Restate each of the lines below word for word and drop every picture.

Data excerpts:
*****

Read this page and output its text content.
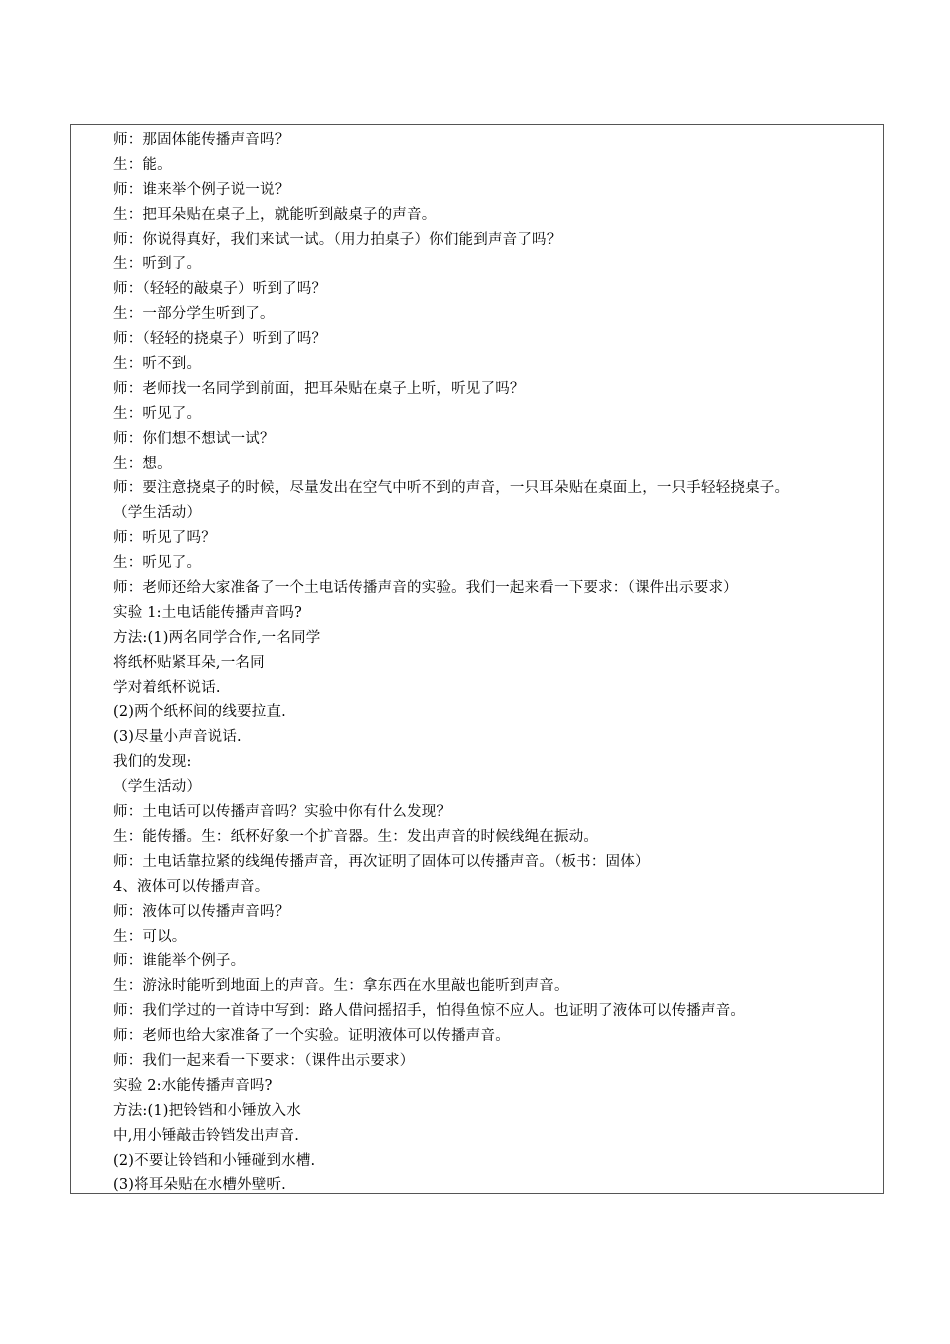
师：那固体能传播声音吗？
生：能。
师：谁来举个例子说一说？
生：把耳朵贴在桌子上，就能听到敲桌子的声音。
师：你说得真好，我们来试一试。（用力拍桌子）你们能到声音了吗？
生：听到了。
师：（轻轻的敲桌子）听到了吗？
生：一部分学生听到了。
师：（轻轻的挠桌子）听到了吗？
生：听不到。
师：老师找一名同学到前面，把耳朵贴在桌子上听，听见了吗？
生：听见了。
师：你们想不想试一试？
生：想。
师：要注意挠桌子的时候，尽量发出在空气中听不到的声音，一只耳朵贴在桌面上，一只手轻轻挠桌子。
（学生活动）
师：听见了吗？
生：听见了。
师：老师还给大家准备了一个土电话传播声音的实验。我们一起来看一下要求：（课件出示要求）
实验 1:土电话能传播声音吗?
方法:(1)两名同学合作,一名同学
将纸杯贴紧耳朵,一名同
学对着纸杯说话.
(2)两个纸杯间的线要拉直.
(3)尽量小声音说话.
我们的发现:
（学生活动）
师：土电话可以传播声音吗？实验中你有什么发现？
生：能传播。生：纸杯好象一个扩音器。生：发出声音的时候线绳在振动。
师：土电话靠拉紧的线绳传播声音，再次证明了固体可以传播声音。（板书：固体）
4、液体可以传播声音。
师：液体可以传播声音吗？
生：可以。
师：谁能举个例子。
生：游泳时能听到地面上的声音。生：拿东西在水里敲也能听到声音。
师：我们学过的一首诗中写到：路人借问摇招手，怕得鱼惊不应人。也证明了液体可以传播声音。
师：老师也给大家准备了一个实验。证明液体可以传播声音。
师：我们一起来看一下要求：（课件出示要求）
实验 2:水能传播声音吗?
方法:(1)把铃铛和小锤放入水
中,用小锤敲击铃铛发出声音.
(2)不要让铃铛和小锤碰到水槽.
(3)将耳朵贴在水槽外壁听.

*****

### EXPECTED OUTPUT
Read this page and output its text content.
师：那固体能传播声音吗？
生：能。
师：谁来举个例子说一说？
生：把耳朵贴在桌子上，就能听到敲桌子的声音。
师：你说得真好，我们来试一试。（用力拍桌子）你们能到声音了吗？
生：听到了。
师：（轻轻的敲桌子）听到了吗？
生：一部分学生听到了。
师：（轻轻的挠桌子）听到了吗？
生：听不到。
师：老师找一名同学到前面，把耳朵贴在桌子上听，听见了吗？
生：听见了。
师：你们想不想试一试？
生：想。
师：要注意挠桌子的时候，尽量发出在空气中听不到的声音，一只耳朵贴在桌面上，一只手轻轻挠桌子。
（学生活动）
师：听见了吗？
生：听见了。
师：老师还给大家准备了一个土电话传播声音的实验。我们一起来看一下要求：（课件出示要求）
实验 1:土电话能传播声音吗?
方法:(1)两名同学合作,一名同学
将纸杯贴紧耳朵,一名同
学对着纸杯说话.
(2)两个纸杯间的线要拉直.
(3)尽量小声音说话.
我们的发现:
（学生活动）
师：土电话可以传播声音吗？实验中你有什么发现？
生：能传播。生：纸杯好象一个扩音器。生：发出声音的时候线绳在振动。
师：土电话靠拉紧的线绳传播声音，再次证明了固体可以传播声音。（板书：固体）
4、液体可以传播声音。
师：液体可以传播声音吗？
生：可以。
师：谁能举个例子。
生：游泳时能听到地面上的声音。生：拿东西在水里敲也能听到声音。
师：我们学过的一首诗中写到：路人借问摇招手，怕得鱼惊不应人。也证明了液体可以传播声音。
师：老师也给大家准备了一个实验。证明液体可以传播声音。
师：我们一起来看一下要求：（课件出示要求）
实验 2:水能传播声音吗?
方法:(1)把铃铛和小锤放入水
中,用小锤敲击铃铛发出声音.
(2)不要让铃铛和小锤碰到水槽.
(3)将耳朵贴在水槽外壁听.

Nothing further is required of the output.